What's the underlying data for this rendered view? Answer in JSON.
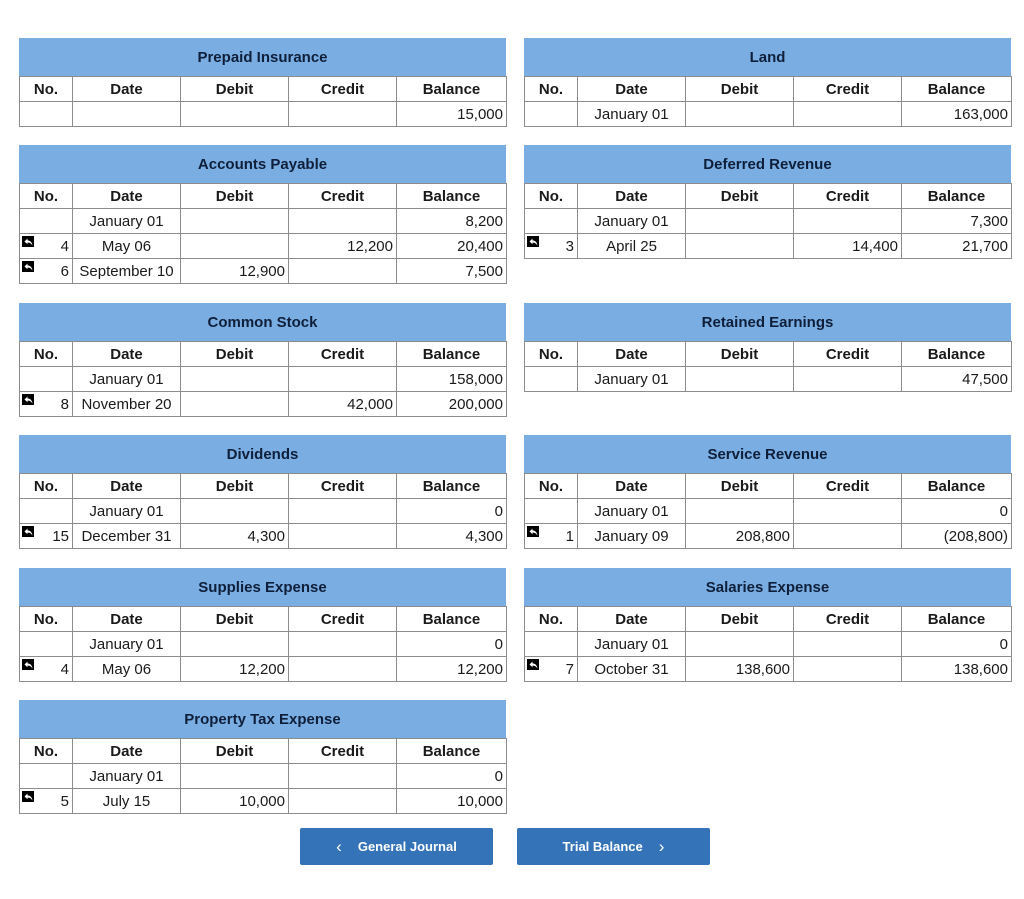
{
  "columns": [
    "No.",
    "Date",
    "Debit",
    "Credit",
    "Balance"
  ],
  "ledgers": [
    {
      "title": "Prepaid Insurance",
      "rows": [
        {
          "no": "",
          "date": "",
          "debit": "",
          "credit": "",
          "balance": "15,000",
          "link": false
        }
      ]
    },
    {
      "title": "Land",
      "rows": [
        {
          "no": "",
          "date": "January 01",
          "debit": "",
          "credit": "",
          "balance": "163,000",
          "link": false
        }
      ]
    },
    {
      "title": "Accounts Payable",
      "rows": [
        {
          "no": "",
          "date": "January 01",
          "debit": "",
          "credit": "",
          "balance": "8,200",
          "link": false
        },
        {
          "no": "4",
          "date": "May 06",
          "debit": "",
          "credit": "12,200",
          "balance": "20,400",
          "link": true
        },
        {
          "no": "6",
          "date": "September 10",
          "debit": "12,900",
          "credit": "",
          "balance": "7,500",
          "link": true
        }
      ]
    },
    {
      "title": "Deferred Revenue",
      "rows": [
        {
          "no": "",
          "date": "January 01",
          "debit": "",
          "credit": "",
          "balance": "7,300",
          "link": false
        },
        {
          "no": "3",
          "date": "April 25",
          "debit": "",
          "credit": "14,400",
          "balance": "21,700",
          "link": true
        }
      ]
    },
    {
      "title": "Common Stock",
      "rows": [
        {
          "no": "",
          "date": "January 01",
          "debit": "",
          "credit": "",
          "balance": "158,000",
          "link": false
        },
        {
          "no": "8",
          "date": "November 20",
          "debit": "",
          "credit": "42,000",
          "balance": "200,000",
          "link": true
        }
      ]
    },
    {
      "title": "Retained Earnings",
      "rows": [
        {
          "no": "",
          "date": "January 01",
          "debit": "",
          "credit": "",
          "balance": "47,500",
          "link": false
        }
      ]
    },
    {
      "title": "Dividends",
      "rows": [
        {
          "no": "",
          "date": "January 01",
          "debit": "",
          "credit": "",
          "balance": "0",
          "link": false
        },
        {
          "no": "15",
          "date": "December 31",
          "debit": "4,300",
          "credit": "",
          "balance": "4,300",
          "link": true
        }
      ]
    },
    {
      "title": "Service Revenue",
      "rows": [
        {
          "no": "",
          "date": "January 01",
          "debit": "",
          "credit": "",
          "balance": "0",
          "link": false
        },
        {
          "no": "1",
          "date": "January 09",
          "debit": "208,800",
          "credit": "",
          "balance": "(208,800)",
          "link": true
        }
      ]
    },
    {
      "title": "Supplies Expense",
      "rows": [
        {
          "no": "",
          "date": "January 01",
          "debit": "",
          "credit": "",
          "balance": "0",
          "link": false
        },
        {
          "no": "4",
          "date": "May 06",
          "debit": "12,200",
          "credit": "",
          "balance": "12,200",
          "link": true
        }
      ]
    },
    {
      "title": "Salaries Expense",
      "rows": [
        {
          "no": "",
          "date": "January 01",
          "debit": "",
          "credit": "",
          "balance": "0",
          "link": false
        },
        {
          "no": "7",
          "date": "October 31",
          "debit": "138,600",
          "credit": "",
          "balance": "138,600",
          "link": true
        }
      ]
    },
    {
      "title": "Property Tax Expense",
      "rows": [
        {
          "no": "",
          "date": "January 01",
          "debit": "",
          "credit": "",
          "balance": "0",
          "link": false
        },
        {
          "no": "5",
          "date": "July 15",
          "debit": "10,000",
          "credit": "",
          "balance": "10,000",
          "link": true
        }
      ]
    }
  ],
  "nav": {
    "prev_label": "General Journal",
    "next_label": "Trial Balance",
    "prev_icon": "chevron-left-icon",
    "next_icon": "chevron-right-icon",
    "button_color": "#3573b9"
  },
  "colors": {
    "header_bg": "#7aaee3",
    "header_text": "#0f1f3a",
    "border": "#8c8c8c"
  }
}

__________

Goal of the exercise: Quote the records above in full, dropping each picture.

Result of the exercise:
What's the underlying data for this rendered view? Answer in JSON.
{
  "columns": [
    "No.",
    "Date",
    "Debit",
    "Credit",
    "Balance"
  ],
  "ledgers": [
    {
      "title": "Prepaid Insurance",
      "rows": [
        {
          "no": "",
          "date": "",
          "debit": "",
          "credit": "",
          "balance": "15,000",
          "link": false
        }
      ]
    },
    {
      "title": "Land",
      "rows": [
        {
          "no": "",
          "date": "January 01",
          "debit": "",
          "credit": "",
          "balance": "163,000",
          "link": false
        }
      ]
    },
    {
      "title": "Accounts Payable",
      "rows": [
        {
          "no": "",
          "date": "January 01",
          "debit": "",
          "credit": "",
          "balance": "8,200",
          "link": false
        },
        {
          "no": "4",
          "date": "May 06",
          "debit": "",
          "credit": "12,200",
          "balance": "20,400",
          "link": true
        },
        {
          "no": "6",
          "date": "September 10",
          "debit": "12,900",
          "credit": "",
          "balance": "7,500",
          "link": true
        }
      ]
    },
    {
      "title": "Deferred Revenue",
      "rows": [
        {
          "no": "",
          "date": "January 01",
          "debit": "",
          "credit": "",
          "balance": "7,300",
          "link": false
        },
        {
          "no": "3",
          "date": "April 25",
          "debit": "",
          "credit": "14,400",
          "balance": "21,700",
          "link": true
        }
      ]
    },
    {
      "title": "Common Stock",
      "rows": [
        {
          "no": "",
          "date": "January 01",
          "debit": "",
          "credit": "",
          "balance": "158,000",
          "link": false
        },
        {
          "no": "8",
          "date": "November 20",
          "debit": "",
          "credit": "42,000",
          "balance": "200,000",
          "link": true
        }
      ]
    },
    {
      "title": "Retained Earnings",
      "rows": [
        {
          "no": "",
          "date": "January 01",
          "debit": "",
          "credit": "",
          "balance": "47,500",
          "link": false
        }
      ]
    },
    {
      "title": "Dividends",
      "rows": [
        {
          "no": "",
          "date": "January 01",
          "debit": "",
          "credit": "",
          "balance": "0",
          "link": false
        },
        {
          "no": "15",
          "date": "December 31",
          "debit": "4,300",
          "credit": "",
          "balance": "4,300",
          "link": true
        }
      ]
    },
    {
      "title": "Service Revenue",
      "rows": [
        {
          "no": "",
          "date": "January 01",
          "debit": "",
          "credit": "",
          "balance": "0",
          "link": false
        },
        {
          "no": "1",
          "date": "January 09",
          "debit": "208,800",
          "credit": "",
          "balance": "(208,800)",
          "link": true
        }
      ]
    },
    {
      "title": "Supplies Expense",
      "rows": [
        {
          "no": "",
          "date": "January 01",
          "debit": "",
          "credit": "",
          "balance": "0",
          "link": false
        },
        {
          "no": "4",
          "date": "May 06",
          "debit": "12,200",
          "credit": "",
          "balance": "12,200",
          "link": true
        }
      ]
    },
    {
      "title": "Salaries Expense",
      "rows": [
        {
          "no": "",
          "date": "January 01",
          "debit": "",
          "credit": "",
          "balance": "0",
          "link": false
        },
        {
          "no": "7",
          "date": "October 31",
          "debit": "138,600",
          "credit": "",
          "balance": "138,600",
          "link": true
        }
      ]
    },
    {
      "title": "Property Tax Expense",
      "rows": [
        {
          "no": "",
          "date": "January 01",
          "debit": "",
          "credit": "",
          "balance": "0",
          "link": false
        },
        {
          "no": "5",
          "date": "July 15",
          "debit": "10,000",
          "credit": "",
          "balance": "10,000",
          "link": true
        }
      ]
    }
  ],
  "nav": {
    "prev_label": "General Journal",
    "next_label": "Trial Balance",
    "prev_icon": "chevron-left-icon",
    "next_icon": "chevron-right-icon",
    "button_color": "#3573b9"
  },
  "colors": {
    "header_bg": "#7aaee3",
    "header_text": "#0f1f3a",
    "border": "#8c8c8c"
  }
}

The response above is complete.